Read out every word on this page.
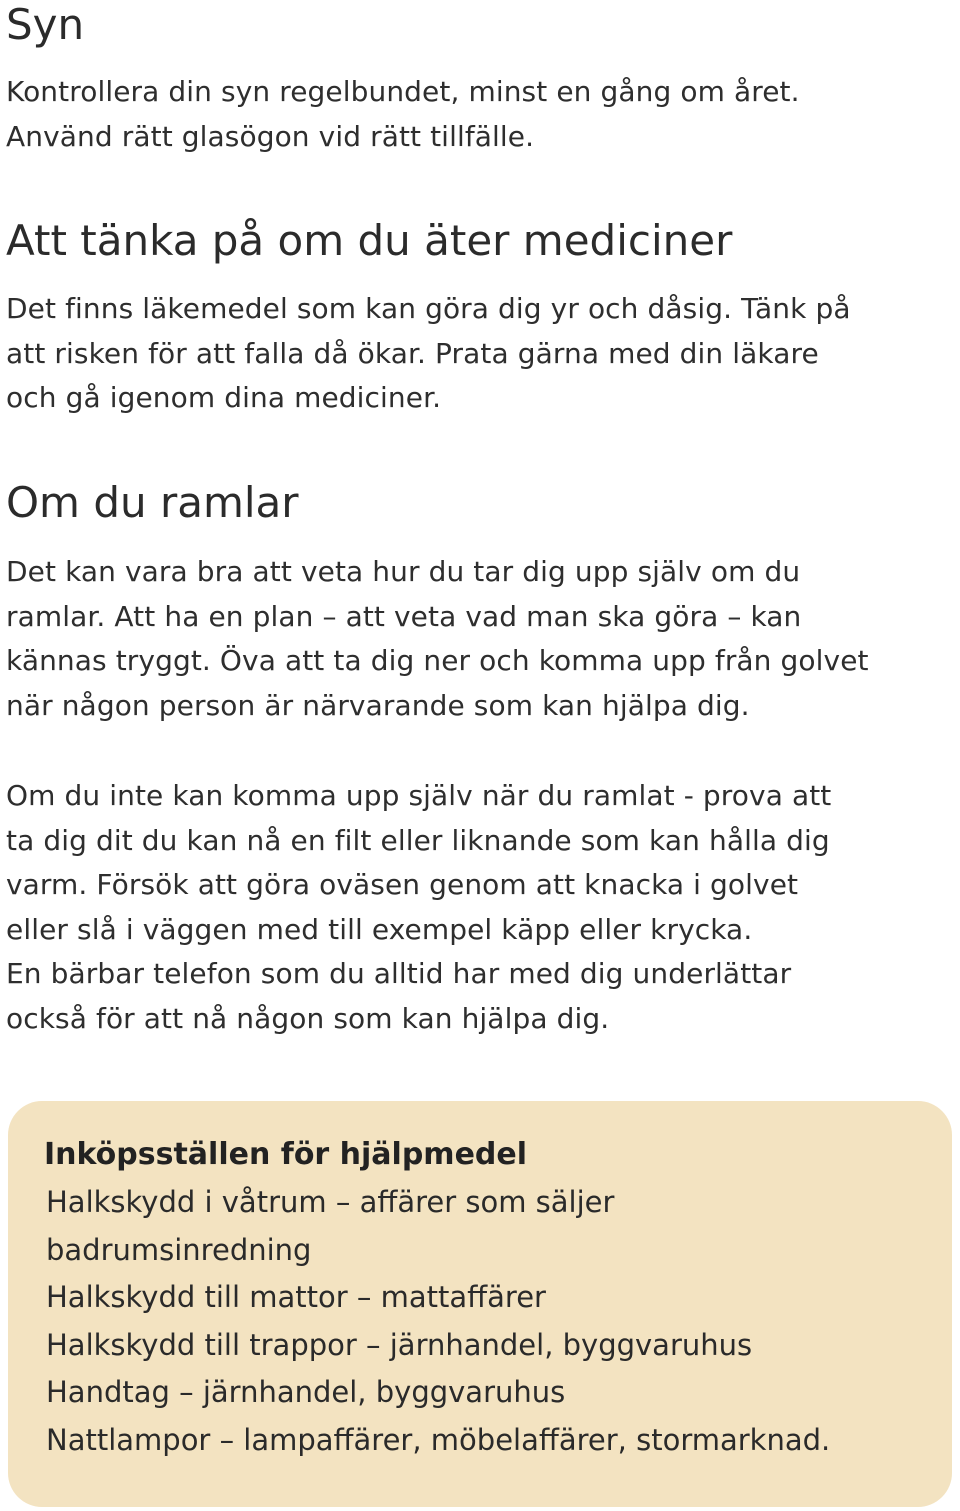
Syn
Kontrollera din syn regelbundet, minst en gång om året.
Använd rätt glasögon vid rätt tillfälle.
Att tänka på om du äter mediciner
Det finns läkemedel som kan göra dig yr och dåsig. Tänk på
att risken för att falla då ökar. Prata gärna med din läkare
och gå igenom dina mediciner.
Om du ramlar
Det kan vara bra att veta hur du tar dig upp själv om du
ramlar. Att ha en plan – att veta vad man ska göra – kan
kännas tryggt. Öva att ta dig ner och komma upp från golvet
när någon person är närvarande som kan hjälpa dig.
Om du inte kan komma upp själv när du ramlat - prova att
ta dig dit du kan nå en filt eller liknande som kan hålla dig
varm. Försök att göra oväsen genom att knacka i golvet
eller slå i väggen med till exempel käpp eller krycka.
En bärbar telefon som du alltid har med dig underlättar
också för att nå någon som kan hjälpa dig.
Inköpsställen för hjälpmedel
Halkskydd i våtrum – affärer som säljer
badrumsinredning
Halkskydd till mattor – mattaffärer
Halkskydd till trappor – järnhandel, byggvaruhus
Handtag – järnhandel, byggvaruhus
Nattlampor – lampaffärer, möbelaffärer, stormarknad.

● ● ● ●

*What is being asked:*
Go through the data and show each line that holds "själv".

*Response to the task:*
Det kan vara bra att veta hur du tar dig upp själv om du
Om du inte kan komma upp själv när du ramlat - prova att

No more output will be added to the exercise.